To do: Quote all lines below exactly. Images stay out.

Data for analysis:
━━━━━━

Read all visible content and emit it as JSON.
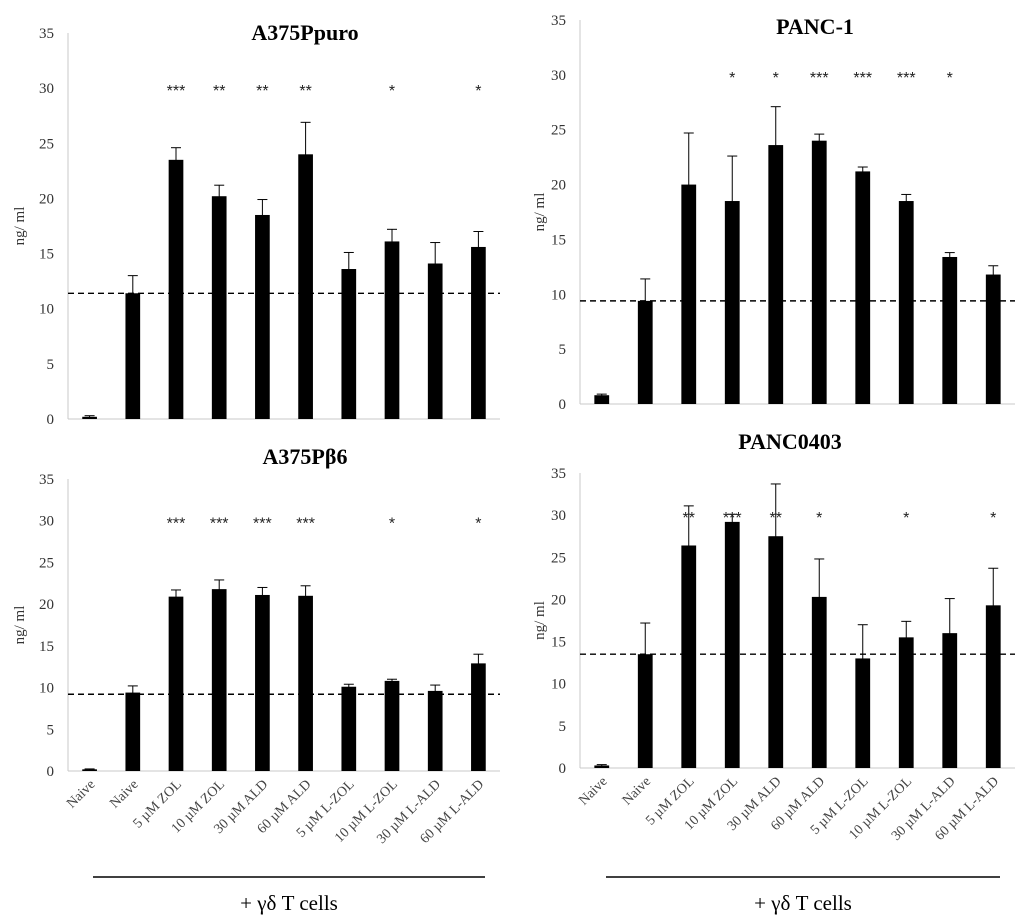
{
  "group_label": "+ γδ T cells",
  "watermark": "",
  "colors": {
    "bar": "#000000",
    "axis": "#c8c8c8",
    "baseline": "#000000",
    "text": "#333333"
  },
  "chart_data": [
    {
      "type": "bar",
      "title": "A375Ppuro",
      "ylabel": "ng/ ml",
      "ylim": [
        0,
        35
      ],
      "yticks": [
        0,
        5,
        10,
        15,
        20,
        25,
        30,
        35
      ],
      "categories": [
        "Naive",
        "Naive",
        "5 µM ZOL",
        "10 µM ZOL",
        "30 µM ALD",
        "60 µM ALD",
        "5 µM L-ZOL",
        "10 µM L-ZOL",
        "30 µM L-ALD",
        "60 µM L-ALD"
      ],
      "values": [
        0.2,
        11.4,
        23.5,
        20.2,
        18.5,
        24.0,
        13.6,
        16.1,
        14.1,
        15.6
      ],
      "errors": [
        0.1,
        1.6,
        1.1,
        1.0,
        1.4,
        2.9,
        1.5,
        1.1,
        1.9,
        1.4
      ],
      "significance": [
        "",
        "",
        "***",
        "**",
        "**",
        "**",
        "",
        "*",
        "",
        "*"
      ],
      "reference_line": 11.4,
      "show_category_labels": false
    },
    {
      "type": "bar",
      "title": "PANC-1",
      "ylabel": "ng/ ml",
      "ylim": [
        0,
        35
      ],
      "yticks": [
        0,
        5,
        10,
        15,
        20,
        25,
        30,
        35
      ],
      "categories": [
        "Naive",
        "Naive",
        "5 µM ZOL",
        "10 µM ZOL",
        "30 µM ALD",
        "60 µM ALD",
        "5 µM L-ZOL",
        "10 µM L-ZOL",
        "30 µM L-ALD",
        "60 µM L-ALD"
      ],
      "values": [
        0.8,
        9.4,
        20.0,
        18.5,
        23.6,
        24.0,
        21.2,
        18.5,
        13.4,
        11.8
      ],
      "errors": [
        0.1,
        2.0,
        4.7,
        4.1,
        3.5,
        0.6,
        0.4,
        0.6,
        0.4,
        0.8
      ],
      "significance": [
        "",
        "",
        "",
        "*",
        "*",
        "***",
        "***",
        "***",
        "*",
        ""
      ],
      "reference_line": 9.4,
      "show_category_labels": false
    },
    {
      "type": "bar",
      "title": "A375Pβ6",
      "ylabel": "ng/ ml",
      "ylim": [
        0,
        35
      ],
      "yticks": [
        0,
        5,
        10,
        15,
        20,
        25,
        30,
        35
      ],
      "categories": [
        "Naive",
        "Naive",
        "5 µM ZOL",
        "10 µM ZOL",
        "30 µM ALD",
        "60 µM ALD",
        "5 µM L-ZOL",
        "10 µM L-ZOL",
        "30 µM L-ALD",
        "60 µM L-ALD"
      ],
      "values": [
        0.2,
        9.4,
        20.9,
        21.8,
        21.1,
        21.0,
        10.1,
        10.8,
        9.6,
        12.9
      ],
      "errors": [
        0.05,
        0.8,
        0.8,
        1.1,
        0.9,
        1.2,
        0.3,
        0.2,
        0.7,
        1.1
      ],
      "significance": [
        "",
        "",
        "***",
        "***",
        "***",
        "***",
        "",
        "*",
        "",
        "*"
      ],
      "reference_line": 9.2,
      "show_category_labels": true
    },
    {
      "type": "bar",
      "title": "PANC0403",
      "ylabel": "ng/ ml",
      "ylim": [
        0,
        35
      ],
      "yticks": [
        0,
        5,
        10,
        15,
        20,
        25,
        30,
        35
      ],
      "categories": [
        "Naive",
        "Naive",
        "5 µM ZOL",
        "10 µM ZOL",
        "30 µM ALD",
        "60 µM ALD",
        "5 µM L-ZOL",
        "10 µM L-ZOL",
        "30 µM L-ALD",
        "60 µM L-ALD"
      ],
      "values": [
        0.3,
        13.5,
        26.4,
        29.2,
        27.5,
        20.3,
        13.0,
        15.5,
        16.0,
        19.3
      ],
      "errors": [
        0.1,
        3.7,
        4.7,
        0.9,
        6.2,
        4.5,
        4.0,
        1.9,
        4.1,
        4.4
      ],
      "significance": [
        "",
        "",
        "**",
        "***",
        "**",
        "*",
        "",
        "*",
        "",
        "*"
      ],
      "reference_line": 13.5,
      "show_category_labels": true
    }
  ]
}
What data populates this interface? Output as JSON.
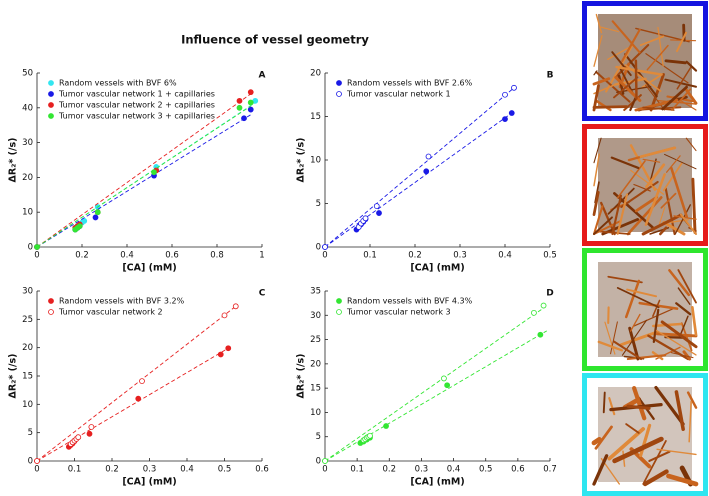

━━━━━━

Written solution:
Read all visible content and emit it as JSON.
{
  "group_label": "+ γδ T cells",
  "watermark": "",
  "colors": {
    "bar": "#000000",
    "axis": "#c8c8c8",
    "baseline": "#000000",
    "text": "#333333"
  },
  "chart_data": [
    {
      "type": "bar",
      "title": "A375Ppuro",
      "ylabel": "ng/ ml",
      "ylim": [
        0,
        35
      ],
      "yticks": [
        0,
        5,
        10,
        15,
        20,
        25,
        30,
        35
      ],
      "categories": [
        "Naive",
        "Naive",
        "5 µM ZOL",
        "10 µM ZOL",
        "30 µM ALD",
        "60 µM ALD",
        "5 µM L-ZOL",
        "10 µM L-ZOL",
        "30 µM L-ALD",
        "60 µM L-ALD"
      ],
      "values": [
        0.2,
        11.4,
        23.5,
        20.2,
        18.5,
        24.0,
        13.6,
        16.1,
        14.1,
        15.6
      ],
      "errors": [
        0.1,
        1.6,
        1.1,
        1.0,
        1.4,
        2.9,
        1.5,
        1.1,
        1.9,
        1.4
      ],
      "significance": [
        "",
        "",
        "***",
        "**",
        "**",
        "**",
        "",
        "*",
        "",
        "*"
      ],
      "reference_line": 11.4,
      "show_category_labels": false
    },
    {
      "type": "bar",
      "title": "PANC-1",
      "ylabel": "ng/ ml",
      "ylim": [
        0,
        35
      ],
      "yticks": [
        0,
        5,
        10,
        15,
        20,
        25,
        30,
        35
      ],
      "categories": [
        "Naive",
        "Naive",
        "5 µM ZOL",
        "10 µM ZOL",
        "30 µM ALD",
        "60 µM ALD",
        "5 µM L-ZOL",
        "10 µM L-ZOL",
        "30 µM L-ALD",
        "60 µM L-ALD"
      ],
      "values": [
        0.8,
        9.4,
        20.0,
        18.5,
        23.6,
        24.0,
        21.2,
        18.5,
        13.4,
        11.8
      ],
      "errors": [
        0.1,
        2.0,
        4.7,
        4.1,
        3.5,
        0.6,
        0.4,
        0.6,
        0.4,
        0.8
      ],
      "significance": [
        "",
        "",
        "",
        "*",
        "*",
        "***",
        "***",
        "***",
        "*",
        ""
      ],
      "reference_line": 9.4,
      "show_category_labels": false
    },
    {
      "type": "bar",
      "title": "A375Pβ6",
      "ylabel": "ng/ ml",
      "ylim": [
        0,
        35
      ],
      "yticks": [
        0,
        5,
        10,
        15,
        20,
        25,
        30,
        35
      ],
      "categories": [
        "Naive",
        "Naive",
        "5 µM ZOL",
        "10 µM ZOL",
        "30 µM ALD",
        "60 µM ALD",
        "5 µM L-ZOL",
        "10 µM L-ZOL",
        "30 µM L-ALD",
        "60 µM L-ALD"
      ],
      "values": [
        0.2,
        9.4,
        20.9,
        21.8,
        21.1,
        21.0,
        10.1,
        10.8,
        9.6,
        12.9
      ],
      "errors": [
        0.05,
        0.8,
        0.8,
        1.1,
        0.9,
        1.2,
        0.3,
        0.2,
        0.7,
        1.1
      ],
      "significance": [
        "",
        "",
        "***",
        "***",
        "***",
        "***",
        "",
        "*",
        "",
        "*"
      ],
      "reference_line": 9.2,
      "show_category_labels": true
    },
    {
      "type": "bar",
      "title": "PANC0403",
      "ylabel": "ng/ ml",
      "ylim": [
        0,
        35
      ],
      "yticks": [
        0,
        5,
        10,
        15,
        20,
        25,
        30,
        35
      ],
      "categories": [
        "Naive",
        "Naive",
        "5 µM ZOL",
        "10 µM ZOL",
        "30 µM ALD",
        "60 µM ALD",
        "5 µM L-ZOL",
        "10 µM L-ZOL",
        "30 µM L-ALD",
        "60 µM L-ALD"
      ],
      "values": [
        0.3,
        13.5,
        26.4,
        29.2,
        27.5,
        20.3,
        13.0,
        15.5,
        16.0,
        19.3
      ],
      "errors": [
        0.1,
        3.7,
        4.7,
        0.9,
        6.2,
        4.5,
        4.0,
        1.9,
        4.1,
        4.4
      ],
      "significance": [
        "",
        "",
        "**",
        "***",
        "**",
        "*",
        "",
        "*",
        "",
        "*"
      ],
      "reference_line": 13.5,
      "show_category_labels": true
    }
  ]
}
What data populates this interface? Output as JSON.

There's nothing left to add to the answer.